---------- Document text ----------

The beginning of the end of nothing.
(I know you’d all rather be reading Scamp’s Hetalia’s reviews, and so I thank you for your time.)
It begins with the completion of a tragic love story. At first, Santana’s death had been, for the most part (and most especially in my opinion), useless. Add Hakko’s death and you’ve got true tragedy. It was sad to see Santana die not because he was dead but because he hadn’t managed to do anything productive for the most part: he wasn’t able to protect the Unblooms who died one by one running around the streets of Shanghai; he stood by while Natsume worked with Canaan to divert the conference centre bombing. He did drive everyone to the Village That Disappeared though… Hakko’s character, however, may be one of the only characters who changed drastically in the anime – or perhaps it wasn’t so much of a change rather than a revealing of her true nature. Initially depicted as a rather naïve and simple woman working at an erotic karaoke bar, she’s revealed throughout the series to be much more than that, bearing the mark of the Ua Virus, originating from the Village That Disappeared, and in the end, stepping up to protect the one she loved – and killing him in the end. Her inability to live without Santana is topped only by her lying naked with his dead body while partaking in “lovers talk” – something they had never been able to do when he was alive.
Next is the uncharacteristic death of Liang Qi. It was nice to see her fighting with Alphard; a little unsettling to see her getting so excited over it though… For most of the series, I felt that Cummings’ feelings for Liang Qi were comedic, like a fool loving a queen, and so, to see it end like this, it feels wrong. Was Liang Qi so obsessed with Canaan that she would submit to Cummings just because he promised to kill her (and, incidentally, Liang Qi was only looking at her own reflection after she’d taken the drugs which caused her to “look” like Canaan)? After Cummings shot “Canaan”, I was convinced Liang Qi would turn around and continue to pistol whip him. The entire sequence – thrilling though it was – was a prelude to a weak end for one so energetic and sadistic.

---------- Extracted data ----------

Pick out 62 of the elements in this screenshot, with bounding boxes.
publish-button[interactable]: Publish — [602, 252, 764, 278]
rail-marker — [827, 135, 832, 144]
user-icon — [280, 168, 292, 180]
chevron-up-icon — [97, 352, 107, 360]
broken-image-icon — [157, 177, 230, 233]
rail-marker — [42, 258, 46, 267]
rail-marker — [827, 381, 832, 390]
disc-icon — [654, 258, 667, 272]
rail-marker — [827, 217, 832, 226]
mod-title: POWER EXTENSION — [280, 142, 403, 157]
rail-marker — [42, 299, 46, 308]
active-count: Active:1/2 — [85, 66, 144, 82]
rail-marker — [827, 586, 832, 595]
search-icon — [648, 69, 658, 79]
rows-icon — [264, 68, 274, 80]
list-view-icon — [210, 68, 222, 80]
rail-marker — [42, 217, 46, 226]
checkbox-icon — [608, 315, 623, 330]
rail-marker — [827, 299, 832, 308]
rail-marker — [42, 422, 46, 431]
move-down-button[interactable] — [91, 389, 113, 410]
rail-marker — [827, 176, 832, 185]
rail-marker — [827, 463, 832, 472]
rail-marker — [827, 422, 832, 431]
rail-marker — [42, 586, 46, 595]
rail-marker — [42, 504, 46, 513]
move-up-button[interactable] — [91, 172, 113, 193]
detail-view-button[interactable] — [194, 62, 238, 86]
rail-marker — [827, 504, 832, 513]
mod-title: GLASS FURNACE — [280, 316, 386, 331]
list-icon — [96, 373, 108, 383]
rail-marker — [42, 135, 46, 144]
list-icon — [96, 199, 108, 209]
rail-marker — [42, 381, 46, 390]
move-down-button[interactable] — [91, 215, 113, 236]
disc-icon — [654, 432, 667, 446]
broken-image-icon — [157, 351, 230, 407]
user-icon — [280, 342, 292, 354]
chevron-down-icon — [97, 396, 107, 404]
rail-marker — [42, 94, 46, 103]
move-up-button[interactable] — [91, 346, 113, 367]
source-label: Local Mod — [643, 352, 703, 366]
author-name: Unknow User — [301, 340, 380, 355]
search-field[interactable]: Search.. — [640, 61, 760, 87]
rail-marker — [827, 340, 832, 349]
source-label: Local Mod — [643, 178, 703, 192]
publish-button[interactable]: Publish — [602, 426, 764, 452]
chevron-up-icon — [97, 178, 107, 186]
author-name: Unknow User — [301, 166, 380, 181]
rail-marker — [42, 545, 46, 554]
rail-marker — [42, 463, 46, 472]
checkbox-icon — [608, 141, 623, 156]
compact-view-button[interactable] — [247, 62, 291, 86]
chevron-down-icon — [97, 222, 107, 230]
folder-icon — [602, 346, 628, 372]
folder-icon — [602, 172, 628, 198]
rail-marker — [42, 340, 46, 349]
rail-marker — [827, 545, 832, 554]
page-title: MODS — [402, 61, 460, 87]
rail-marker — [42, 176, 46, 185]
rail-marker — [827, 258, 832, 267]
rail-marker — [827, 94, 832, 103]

----------

• _Activity A_
In the review of the anime, where was Hakko working when she was first depicted?
• _Activity B_
Translate this sentence from the anime review into Spanish: "Next is the uncharacteristic death of Liang Qi."
• _Activity C_
Carry on writing the anime review from the point where it ends.

• _Your response A_
She was working at an erotic karaoke bar.

• _Your response B_
A continuación viene la muerte impropia de Liang Qi.

• _Your response C_
In the end, you would think that Alphard would have to die, that in order for the series to end in a satiating way, she could no longer exist. And for a moment, it seems like that. Our main antagonist, however, confuses me: First she allows Canaan to live, but for what reason? To what greater cause? It seems that Alphard intended to recreate the scene in which she had killed Siam, only instead of Siam, she uses Maria – who has become Canaan’s light and greatest source of strength. (I wonder if she was behind their car breaking down as well, thus forcing Maria, Yun Yun, and Canaan to take the train back to Shanghai. “Siphon all their gas, muahahaha!”) A spectacular fight scene ensues, only pausing momentarily when it seems that Alphard has gained the upper hand as the train trapping Yun Yun and Maria explodes. However, despite not being able to sense Maria’s colour, Canaan is sure that she’s still alive, thus being able to continue fighting calmly. She also brings to light that Alphard’s colour shifts between a light brown – the same colour she often saw emanating from Siam – and a pure white, indicating death. Canaan surmises that Alphard’s heart had died when she killed Siam. Alphard realizes that she had been caught up in her past, unable to move forward. Siam had taken her in, trained her, named her Canaan, and in the end, he was always looking to someone beyond her. Perhaps, in defeating Canaan, she had hoped to detach herself from a man who abandoned her. When she tumbles off the train and the only thing keeping her from death is Canaan who commands Alphard to live, she removes herself from both Canaan and Siam the only way she can: by severing the arm bearing the mark she shares with them – and the arm that Canaan is holding onto her by. As the train enters a tunnel, Alphard drops out of screen.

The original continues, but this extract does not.